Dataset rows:
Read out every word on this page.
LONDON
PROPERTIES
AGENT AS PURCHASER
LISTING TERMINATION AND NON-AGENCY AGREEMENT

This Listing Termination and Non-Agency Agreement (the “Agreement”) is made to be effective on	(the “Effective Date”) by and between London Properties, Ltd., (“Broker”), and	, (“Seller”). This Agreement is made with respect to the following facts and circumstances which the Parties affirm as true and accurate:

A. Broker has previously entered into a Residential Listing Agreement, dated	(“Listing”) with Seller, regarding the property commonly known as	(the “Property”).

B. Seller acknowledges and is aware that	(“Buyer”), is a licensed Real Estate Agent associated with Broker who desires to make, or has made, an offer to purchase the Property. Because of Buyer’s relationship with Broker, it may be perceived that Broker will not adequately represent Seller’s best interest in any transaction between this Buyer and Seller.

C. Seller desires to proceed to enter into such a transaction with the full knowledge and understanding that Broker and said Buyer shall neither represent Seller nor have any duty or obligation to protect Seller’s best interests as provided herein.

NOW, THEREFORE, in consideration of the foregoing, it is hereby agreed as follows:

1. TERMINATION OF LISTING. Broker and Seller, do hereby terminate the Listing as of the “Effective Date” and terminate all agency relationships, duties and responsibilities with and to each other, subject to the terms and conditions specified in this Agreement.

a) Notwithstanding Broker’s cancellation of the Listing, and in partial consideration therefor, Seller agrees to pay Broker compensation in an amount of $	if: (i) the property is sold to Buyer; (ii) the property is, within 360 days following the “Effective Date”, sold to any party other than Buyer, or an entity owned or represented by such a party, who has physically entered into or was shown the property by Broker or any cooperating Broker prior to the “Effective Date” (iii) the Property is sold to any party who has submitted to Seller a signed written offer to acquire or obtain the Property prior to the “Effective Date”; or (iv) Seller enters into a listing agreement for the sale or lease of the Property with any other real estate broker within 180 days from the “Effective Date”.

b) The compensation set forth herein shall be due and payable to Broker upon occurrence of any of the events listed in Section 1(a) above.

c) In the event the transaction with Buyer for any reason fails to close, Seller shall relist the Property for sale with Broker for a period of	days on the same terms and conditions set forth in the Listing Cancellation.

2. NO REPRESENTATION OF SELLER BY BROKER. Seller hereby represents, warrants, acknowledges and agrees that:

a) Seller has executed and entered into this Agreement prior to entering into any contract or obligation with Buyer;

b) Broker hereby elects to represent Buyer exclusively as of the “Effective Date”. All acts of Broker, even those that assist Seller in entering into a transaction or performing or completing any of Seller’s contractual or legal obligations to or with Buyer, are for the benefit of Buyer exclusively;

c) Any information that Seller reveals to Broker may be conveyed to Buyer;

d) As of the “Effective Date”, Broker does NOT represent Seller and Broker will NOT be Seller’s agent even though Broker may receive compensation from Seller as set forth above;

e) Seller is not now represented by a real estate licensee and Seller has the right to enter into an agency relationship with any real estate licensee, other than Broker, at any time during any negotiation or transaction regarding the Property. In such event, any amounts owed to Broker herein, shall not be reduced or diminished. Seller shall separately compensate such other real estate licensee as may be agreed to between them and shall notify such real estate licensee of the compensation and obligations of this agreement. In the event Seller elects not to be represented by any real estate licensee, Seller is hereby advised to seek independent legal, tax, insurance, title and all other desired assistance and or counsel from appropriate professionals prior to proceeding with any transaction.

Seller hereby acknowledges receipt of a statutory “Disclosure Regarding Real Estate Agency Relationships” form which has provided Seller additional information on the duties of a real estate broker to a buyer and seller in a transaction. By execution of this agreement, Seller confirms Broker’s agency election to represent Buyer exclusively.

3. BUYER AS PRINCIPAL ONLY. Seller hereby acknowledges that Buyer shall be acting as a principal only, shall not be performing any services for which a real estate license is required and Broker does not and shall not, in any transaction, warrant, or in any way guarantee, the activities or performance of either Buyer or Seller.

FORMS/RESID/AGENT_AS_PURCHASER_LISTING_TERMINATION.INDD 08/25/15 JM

What you will do: Make an exact copy of the material above.

Output for this exercise:
Read out every word on this page.
LONDON
PROPERTIES
AGENT AS PURCHASER
LISTING TERMINATION AND NON-AGENCY AGREEMENT

This Listing Termination and Non-Agency Agreement (the “Agreement”) is made to be effective on	(the “Effective Date”) by and between London Properties, Ltd., (“Broker”), and	, (“Seller”). This Agreement is made with respect to the following facts and circumstances which the Parties affirm as true and accurate:

A. Broker has previously entered into a Residential Listing Agreement, dated	(“Listing”) with Seller, regarding the property commonly known as	(the “Property”).

B. Seller acknowledges and is aware that	(“Buyer”), is a licensed Real Estate Agent associated with Broker who desires to make, or has made, an offer to purchase the Property. Because of Buyer’s relationship with Broker, it may be perceived that Broker will not adequately represent Seller’s best interest in any transaction between this Buyer and Seller.

C. Seller desires to proceed to enter into such a transaction with the full knowledge and understanding that Broker and said Buyer shall neither represent Seller nor have any duty or obligation to protect Seller’s best interests as provided herein.

NOW, THEREFORE, in consideration of the foregoing, it is hereby agreed as follows:

1. TERMINATION OF LISTING. Broker and Seller, do hereby terminate the Listing as of the “Effective Date” and terminate all agency relationships, duties and responsibilities with and to each other, subject to the terms and conditions specified in this Agreement.

a) Notwithstanding Broker’s cancellation of the Listing, and in partial consideration therefor, Seller agrees to pay Broker compensation in an amount of $	if: (i) the property is sold to Buyer; (ii) the property is, within 360 days following the “Effective Date”, sold to any party other than Buyer, or an entity owned or represented by such a party, who has physically entered into or was shown the property by Broker or any cooperating Broker prior to the “Effective Date” (iii) the Property is sold to any party who has submitted to Seller a signed written offer to acquire or obtain the Property prior to the “Effective Date”; or (iv) Seller enters into a listing agreement for the sale or lease of the Property with any other real estate broker within 180 days from the “Effective Date”.

b) The compensation set forth herein shall be due and payable to Broker upon occurrence of any of the events listed in Section 1(a) above.

c) In the event the transaction with Buyer for any reason fails to close, Seller shall relist the Property for sale with Broker for a period of	days on the same terms and conditions set forth in the Listing Cancellation.

2. NO REPRESENTATION OF SELLER BY BROKER. Seller hereby represents, warrants, acknowledges and agrees that:

a) Seller has executed and entered into this Agreement prior to entering into any contract or obligation with Buyer;

b) Broker hereby elects to represent Buyer exclusively as of the “Effective Date”. All acts of Broker, even those that assist Seller in entering into a transaction or performing or completing any of Seller’s contractual or legal obligations to or with Buyer, are for the benefit of Buyer exclusively;

c) Any information that Seller reveals to Broker may be conveyed to Buyer;

d) As of the “Effective Date”, Broker does NOT represent Seller and Broker will NOT be Seller’s agent even though Broker may receive compensation from Seller as set forth above;

e) Seller is not now represented by a real estate licensee and Seller has the right to enter into an agency relationship with any real estate licensee, other than Broker, at any time during any negotiation or transaction regarding the Property. In such event, any amounts owed to Broker herein, shall not be reduced or diminished. Seller shall separately compensate such other real estate licensee as may be agreed to between them and shall notify such real estate licensee of the compensation and obligations of this agreement. In the event Seller elects not to be represented by any real estate licensee, Seller is hereby advised to seek independent legal, tax, insurance, title and all other desired assistance and or counsel from appropriate professionals prior to proceeding with any transaction.

Seller hereby acknowledges receipt of a statutory “Disclosure Regarding Real Estate Agency Relationships” form which has provided Seller additional information on the duties of a real estate broker to a buyer and seller in a transaction. By execution of this agreement, Seller confirms Broker’s agency election to represent Buyer exclusively.

3. BUYER AS PRINCIPAL ONLY. Seller hereby acknowledges that Buyer shall be acting as a principal only, shall not be performing any services for which a real estate license is required and Broker does not and shall not, in any transaction, warrant, or in any way guarantee, the activities or performance of either Buyer or Seller.

FORMS/RESID/AGENT_AS_PURCHASER_LISTING_TERMINATION.INDD 08/25/15 JM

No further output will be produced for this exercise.